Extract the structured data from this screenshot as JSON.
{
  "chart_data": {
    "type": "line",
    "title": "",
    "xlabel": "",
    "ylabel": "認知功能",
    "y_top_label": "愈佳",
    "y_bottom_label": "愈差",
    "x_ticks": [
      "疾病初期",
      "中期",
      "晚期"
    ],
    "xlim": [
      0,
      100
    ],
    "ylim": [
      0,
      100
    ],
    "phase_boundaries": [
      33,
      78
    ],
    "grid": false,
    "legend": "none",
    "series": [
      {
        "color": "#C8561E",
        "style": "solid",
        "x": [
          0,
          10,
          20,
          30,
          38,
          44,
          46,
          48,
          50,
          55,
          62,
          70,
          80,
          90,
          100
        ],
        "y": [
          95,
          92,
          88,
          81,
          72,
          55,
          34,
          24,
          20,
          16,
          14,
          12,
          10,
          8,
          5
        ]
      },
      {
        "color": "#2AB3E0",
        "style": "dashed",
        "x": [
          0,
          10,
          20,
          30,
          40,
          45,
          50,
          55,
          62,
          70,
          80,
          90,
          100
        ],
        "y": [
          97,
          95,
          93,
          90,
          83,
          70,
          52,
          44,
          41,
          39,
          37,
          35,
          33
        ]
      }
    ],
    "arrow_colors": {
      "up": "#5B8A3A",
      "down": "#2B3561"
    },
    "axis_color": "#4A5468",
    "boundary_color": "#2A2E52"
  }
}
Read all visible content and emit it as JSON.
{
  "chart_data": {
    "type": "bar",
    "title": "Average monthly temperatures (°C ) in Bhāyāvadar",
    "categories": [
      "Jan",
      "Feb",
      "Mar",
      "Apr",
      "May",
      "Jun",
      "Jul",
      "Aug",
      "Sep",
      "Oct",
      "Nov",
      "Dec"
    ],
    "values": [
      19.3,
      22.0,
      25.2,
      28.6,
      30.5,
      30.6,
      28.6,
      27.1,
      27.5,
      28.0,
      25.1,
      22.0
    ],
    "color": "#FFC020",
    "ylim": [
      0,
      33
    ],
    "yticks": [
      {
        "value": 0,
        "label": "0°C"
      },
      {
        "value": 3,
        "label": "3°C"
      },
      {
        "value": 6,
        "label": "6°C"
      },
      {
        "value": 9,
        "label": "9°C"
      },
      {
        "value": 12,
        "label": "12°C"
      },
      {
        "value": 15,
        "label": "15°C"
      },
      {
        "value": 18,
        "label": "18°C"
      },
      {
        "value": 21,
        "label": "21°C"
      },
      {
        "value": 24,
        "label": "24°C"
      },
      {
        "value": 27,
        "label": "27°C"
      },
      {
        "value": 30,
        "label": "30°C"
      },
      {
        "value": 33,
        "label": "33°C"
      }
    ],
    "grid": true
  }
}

• **DIRECTION**
Type out the material again exactly as presented.

• **RESPONSE**
Extract the structured data from this screenshot as JSON.
{
  "chart_data": {
    "type": "line",
    "title": "",
    "xlabel": "",
    "ylabel": "認知功能",
    "y_top_label": "愈佳",
    "y_bottom_label": "愈差",
    "x_ticks": [
      "疾病初期",
      "中期",
      "晚期"
    ],
    "xlim": [
      0,
      100
    ],
    "ylim": [
      0,
      100
    ],
    "phase_boundaries": [
      33,
      78
    ],
    "grid": false,
    "legend": "none",
    "series": [
      {
        "color": "#C8561E",
        "style": "solid",
        "x": [
          0,
          10,
          20,
          30,
          38,
          44,
          46,
          48,
          50,
          55,
          62,
          70,
          80,
          90,
          100
        ],
        "y": [
          95,
          92,
          88,
          81,
          72,
          55,
          34,
          24,
          20,
          16,
          14,
          12,
          10,
          8,
          5
        ]
      },
      {
        "color": "#2AB3E0",
        "style": "dashed",
        "x": [
          0,
          10,
          20,
          30,
          40,
          45,
          50,
          55,
          62,
          70,
          80,
          90,
          100
        ],
        "y": [
          97,
          95,
          93,
          90,
          83,
          70,
          52,
          44,
          41,
          39,
          37,
          35,
          33
        ]
      }
    ],
    "arrow_colors": {
      "up": "#5B8A3A",
      "down": "#2B3561"
    },
    "axis_color": "#4A5468",
    "boundary_color": "#2A2E52"
  }
}
Read all visible content and emit it as JSON.
{
  "chart_data": {
    "type": "bar",
    "title": "Average monthly temperatures (°C ) in Bhāyāvadar",
    "categories": [
      "Jan",
      "Feb",
      "Mar",
      "Apr",
      "May",
      "Jun",
      "Jul",
      "Aug",
      "Sep",
      "Oct",
      "Nov",
      "Dec"
    ],
    "values": [
      19.3,
      22.0,
      25.2,
      28.6,
      30.5,
      30.6,
      28.6,
      27.1,
      27.5,
      28.0,
      25.1,
      22.0
    ],
    "color": "#FFC020",
    "ylim": [
      0,
      33
    ],
    "yticks": [
      {
        "value": 0,
        "label": "0°C"
      },
      {
        "value": 3,
        "label": "3°C"
      },
      {
        "value": 6,
        "label": "6°C"
      },
      {
        "value": 9,
        "label": "9°C"
      },
      {
        "value": 12,
        "label": "12°C"
      },
      {
        "value": 15,
        "label": "15°C"
      },
      {
        "value": 18,
        "label": "18°C"
      },
      {
        "value": 21,
        "label": "21°C"
      },
      {
        "value": 24,
        "label": "24°C"
      },
      {
        "value": 27,
        "label": "27°C"
      },
      {
        "value": 30,
        "label": "30°C"
      },
      {
        "value": 33,
        "label": "33°C"
      }
    ],
    "grid": true
  }
}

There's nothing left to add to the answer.